Stated goal
Copy out each line of the data that holds the word "content".

## BEGIN Provided records

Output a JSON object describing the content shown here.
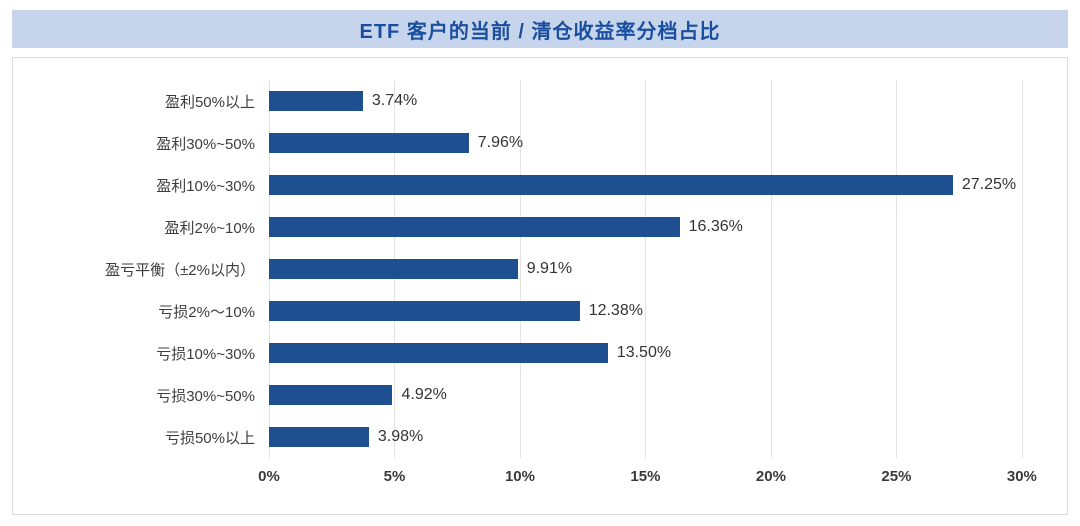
{
  "colors": {
    "bar": "#1d4f91",
    "banner_bg": "#c7d5ec",
    "title_text": "#1a4e9e",
    "gridline": "#e2e2e2"
  },
  "chart_data": {
    "type": "bar",
    "orientation": "horizontal",
    "title": "ETF 客户的当前 / 清仓收益率分档占比",
    "categories": [
      "盈利50%以上",
      "盈利30%~50%",
      "盈利10%~30%",
      "盈利2%~10%",
      "盈亏平衡（±2%以内）",
      "亏损2%～10%",
      "亏损10%~30%",
      "亏损30%~50%",
      "亏损50%以上"
    ],
    "values": [
      3.74,
      7.96,
      27.25,
      16.36,
      9.91,
      12.38,
      13.5,
      4.92,
      3.98
    ],
    "value_labels": [
      "3.74%",
      "7.96%",
      "27.25%",
      "16.36%",
      "9.91%",
      "12.38%",
      "13.50%",
      "4.92%",
      "3.98%"
    ],
    "x_ticks": [
      "0%",
      "5%",
      "10%",
      "15%",
      "20%",
      "25%",
      "30%"
    ],
    "x_tick_values": [
      0,
      5,
      10,
      15,
      20,
      25,
      30
    ],
    "xlim": [
      0,
      31
    ],
    "xlabel": "",
    "ylabel": "",
    "grid": "vertical",
    "legend": "none"
  }
}
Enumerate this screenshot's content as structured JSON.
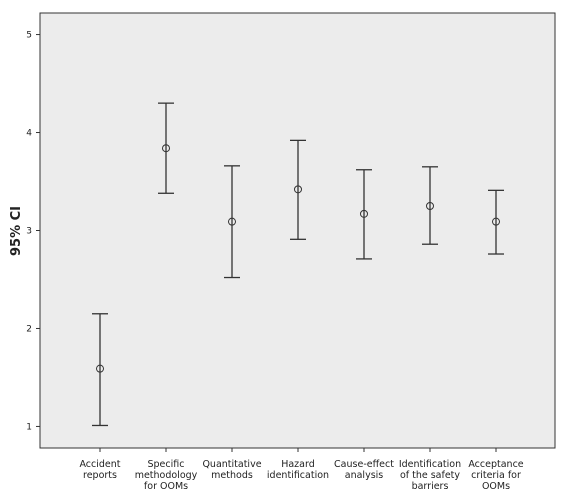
{
  "chart_data": {
    "type": "errorbar",
    "y_label": "95% CI",
    "categories": [
      "Accident\nreports",
      "Specific\nmethodology\nfor OOMs",
      "Quantitative\nmethods",
      "Hazard\nidentification",
      "Cause-effect\nanalysis",
      "Identification\nof the safety\nbarriers",
      "Acceptance\ncriteria for\nOOMs"
    ],
    "values": [
      1.59,
      3.84,
      3.09,
      3.42,
      3.17,
      3.25,
      3.09
    ],
    "ci_low": [
      1.01,
      3.38,
      2.52,
      2.91,
      2.71,
      2.86,
      2.76
    ],
    "ci_high": [
      2.15,
      4.3,
      3.66,
      3.92,
      3.62,
      3.65,
      3.41
    ],
    "color": "#333333",
    "ylim": [
      0.78,
      5.22
    ],
    "yticks": [
      1,
      2,
      3,
      4,
      5
    ]
  }
}
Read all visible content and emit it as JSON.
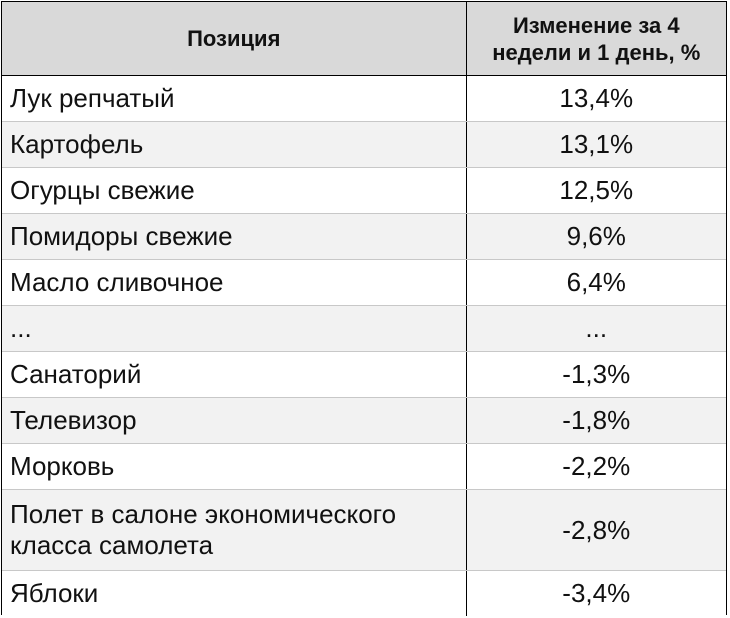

## END Provided records

Answer to this exercise
Output a JSON object describing the content shown here.
Enumerate this screenshot's content as structured JSON.
Read all visible content and emit it as JSON.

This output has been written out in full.